What needs to be done: Transcribe the material in full, exactly as written.

Start of Input material

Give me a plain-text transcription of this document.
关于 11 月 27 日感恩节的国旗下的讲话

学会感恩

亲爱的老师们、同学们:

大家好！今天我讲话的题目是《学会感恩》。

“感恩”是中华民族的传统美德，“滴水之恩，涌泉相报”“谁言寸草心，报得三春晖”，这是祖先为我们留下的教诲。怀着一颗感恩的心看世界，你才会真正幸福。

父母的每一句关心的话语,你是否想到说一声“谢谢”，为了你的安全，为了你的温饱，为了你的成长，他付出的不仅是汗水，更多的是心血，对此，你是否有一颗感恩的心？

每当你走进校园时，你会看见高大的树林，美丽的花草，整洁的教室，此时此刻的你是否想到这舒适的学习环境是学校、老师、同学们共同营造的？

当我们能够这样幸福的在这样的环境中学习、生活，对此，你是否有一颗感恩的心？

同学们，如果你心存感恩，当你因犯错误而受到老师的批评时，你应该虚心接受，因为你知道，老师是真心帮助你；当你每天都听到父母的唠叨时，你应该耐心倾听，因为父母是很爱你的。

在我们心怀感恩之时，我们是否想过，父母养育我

End of Input material

Task result:
Give me a plain-text transcription of this document.
关于 11 月 27 日感恩节的国旗下的讲话

学会感恩

亲爱的老师们、同学们:

大家好！今天我讲话的题目是《学会感恩》。

“感恩”是中华民族的传统美德，“滴水之恩，涌泉相报”“谁言寸草心，报得三春晖”，这是祖先为我们留下的教诲。怀着一颗感恩的心看世界，你才会真正幸福。

父母的每一句关心的话语,你是否想到说一声“谢谢”，为了你的安全，为了你的温饱，为了你的成长，他付出的不仅是汗水，更多的是心血，对此，你是否有一颗感恩的心？

每当你走进校园时，你会看见高大的树林，美丽的花草，整洁的教室，此时此刻的你是否想到这舒适的学习环境是学校、老师、同学们共同营造的？

当我们能够这样幸福的在这样的环境中学习、生活，对此，你是否有一颗感恩的心？

同学们，如果你心存感恩，当你因犯错误而受到老师的批评时，你应该虚心接受，因为你知道，老师是真心帮助你；当你每天都听到父母的唠叨时，你应该耐心倾听，因为父母是很爱你的。

在我们心怀感恩之时，我们是否想过，父母养育我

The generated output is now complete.